Source records:

__________________________________________________

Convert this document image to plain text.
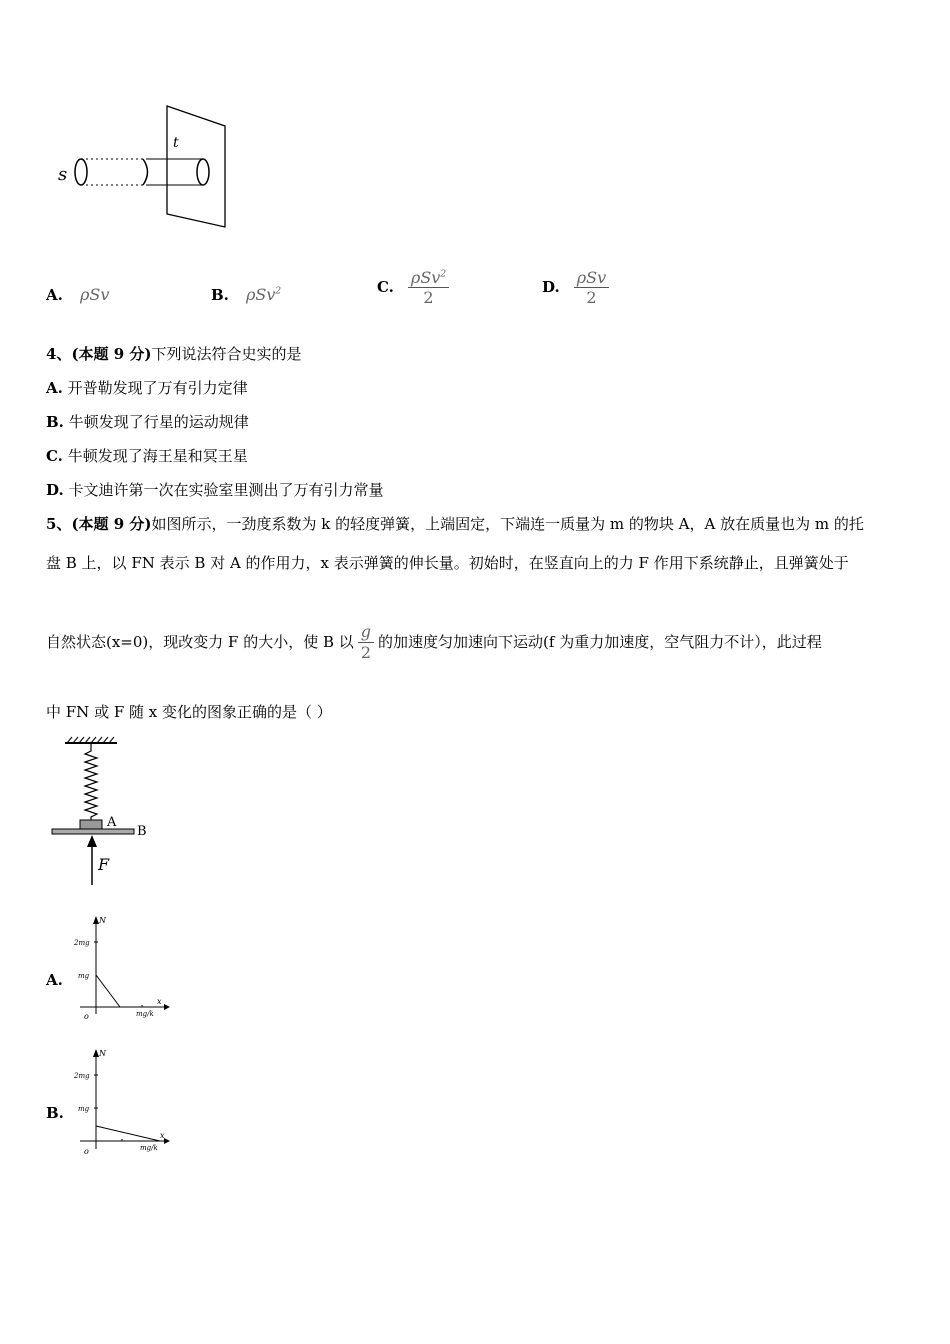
t
s
A. ρSv	B. ρSv$^2$	C. $\frac{\rho Sv^2}{2}$	D. $\frac{\text{ρSv}}{2}$
4、(本题 9 分)下列说法符合史实的是
A. 开普勒发现了万有引力定律
B. 牛顿发现了行星的运动规律
C. 牛顿发现了海王星和冥王星
D. 卡文迪许第一次在实验室里测出了万有引力常量
5、(本题 9 分)如图所示，一劲度系数为 k 的轻度弹簧，上端固定，下端连一质量为 m 的物块 A，A 放在质量也为 m 的托
盘 B 上，以 FN 表示 B 对 A 的作用力，x 表示弹簧的伸长量。初始时，在竖直向上的力 F 作用下系统静止，且弹簧处于
自然状态(x=0)，现改变力 F 的大小，使 B 以 $\frac{g}{2}$ 的加速度匀加速向下运动(f 为重力加速度，空气阻力不计），此过程
中 FN 或 F 随 x 变化的图象正确的是（ ）
A
B
F
A.
N
x
2mg
mg
o	mg/k
B.
N
x
2mg
mg
o	mg/k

__________________________________________________

Can you repeat every record above exactly, apart from the pictures?

Convert this document image to plain text.
t
s
A. ρSv	B. ρSv$^2$	C. $\frac{\rho Sv^2}{2}$	D. $\frac{\text{ρSv}}{2}$
4、(本题 9 分)下列说法符合史实的是
A. 开普勒发现了万有引力定律
B. 牛顿发现了行星的运动规律
C. 牛顿发现了海王星和冥王星
D. 卡文迪许第一次在实验室里测出了万有引力常量
5、(本题 9 分)如图所示，一劲度系数为 k 的轻度弹簧，上端固定，下端连一质量为 m 的物块 A，A 放在质量也为 m 的托
盘 B 上，以 FN 表示 B 对 A 的作用力，x 表示弹簧的伸长量。初始时，在竖直向上的力 F 作用下系统静止，且弹簧处于
自然状态(x=0)，现改变力 F 的大小，使 B 以 $\frac{g}{2}$ 的加速度匀加速向下运动(f 为重力加速度，空气阻力不计），此过程
中 FN 或 F 随 x 变化的图象正确的是（ ）
A
B
F
A.
N
x
2mg
mg
o	mg/k
B.
N
x
2mg
mg
o	mg/k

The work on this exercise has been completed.